• What is asked: Quote the data below in full, minus the images.

• Records to use:
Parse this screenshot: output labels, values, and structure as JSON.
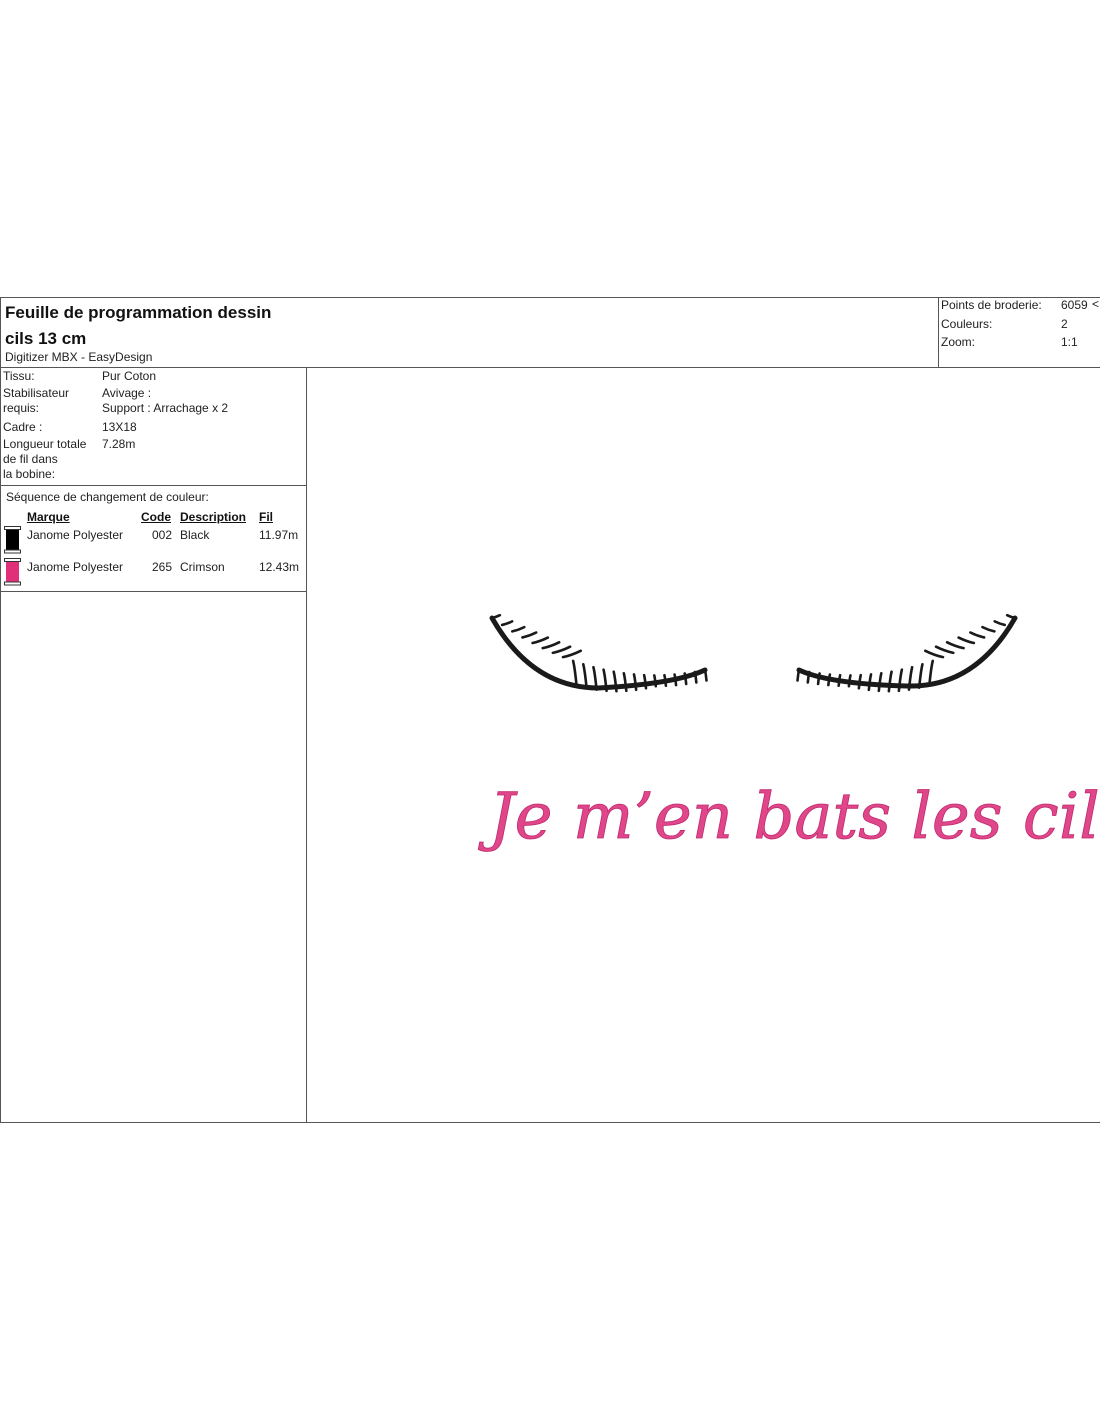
{
  "header": {
    "title_line1": "Feuille de programmation dessin",
    "title_line2": "cils 13 cm",
    "software": "Digitizer MBX - EasyDesign"
  },
  "stats": {
    "stitches_label": "Points de broderie:",
    "stitches_value": "6059",
    "stitches_arrow": "<",
    "colors_label": "Couleurs:",
    "colors_value": "2",
    "zoom_label": "Zoom:",
    "zoom_value": "1:1"
  },
  "info": {
    "fabric_label": "Tissu:",
    "fabric_value": "Pur Coton",
    "stabilizer_label_1": "Stabilisateur",
    "stabilizer_label_2": "requis:",
    "stabilizer_value_1": "Avivage :",
    "stabilizer_value_2": "Support : Arrachage x 2",
    "frame_label": "Cadre :",
    "frame_value": "13X18",
    "thread_length_label_1": "Longueur totale",
    "thread_length_label_2": "de fil dans",
    "thread_length_label_3": "la bobine:",
    "thread_length_value": "7.28m"
  },
  "color_sequence": {
    "title": "Séquence de changement de couleur:",
    "headers": {
      "brand": "Marque",
      "code": "Code",
      "description": "Description",
      "thread": "Fil"
    },
    "threads": [
      {
        "brand": "Janome Polyester",
        "code": "002",
        "description": "Black",
        "length": "11.97m",
        "color": "#000000"
      },
      {
        "brand": "Janome Polyester",
        "code": "265",
        "description": "Crimson",
        "length": "12.43m",
        "color": "#e0307a"
      }
    ]
  },
  "design": {
    "text": "Je m’en bats les cils",
    "text_color": "#e0468a",
    "lash_color": "#1a1a1a"
  }
}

• Result of the exercise:
Parse this screenshot: output labels, values, and structure as JSON.
{
  "header": {
    "title_line1": "Feuille de programmation dessin",
    "title_line2": "cils 13 cm",
    "software": "Digitizer MBX - EasyDesign"
  },
  "stats": {
    "stitches_label": "Points de broderie:",
    "stitches_value": "6059",
    "stitches_arrow": "<",
    "colors_label": "Couleurs:",
    "colors_value": "2",
    "zoom_label": "Zoom:",
    "zoom_value": "1:1"
  },
  "info": {
    "fabric_label": "Tissu:",
    "fabric_value": "Pur Coton",
    "stabilizer_label_1": "Stabilisateur",
    "stabilizer_label_2": "requis:",
    "stabilizer_value_1": "Avivage :",
    "stabilizer_value_2": "Support : Arrachage x 2",
    "frame_label": "Cadre :",
    "frame_value": "13X18",
    "thread_length_label_1": "Longueur totale",
    "thread_length_label_2": "de fil dans",
    "thread_length_label_3": "la bobine:",
    "thread_length_value": "7.28m"
  },
  "color_sequence": {
    "title": "Séquence de changement de couleur:",
    "headers": {
      "brand": "Marque",
      "code": "Code",
      "description": "Description",
      "thread": "Fil"
    },
    "threads": [
      {
        "brand": "Janome Polyester",
        "code": "002",
        "description": "Black",
        "length": "11.97m",
        "color": "#000000"
      },
      {
        "brand": "Janome Polyester",
        "code": "265",
        "description": "Crimson",
        "length": "12.43m",
        "color": "#e0307a"
      }
    ]
  },
  "design": {
    "text": "Je m’en bats les cils",
    "text_color": "#e0468a",
    "lash_color": "#1a1a1a"
  }
}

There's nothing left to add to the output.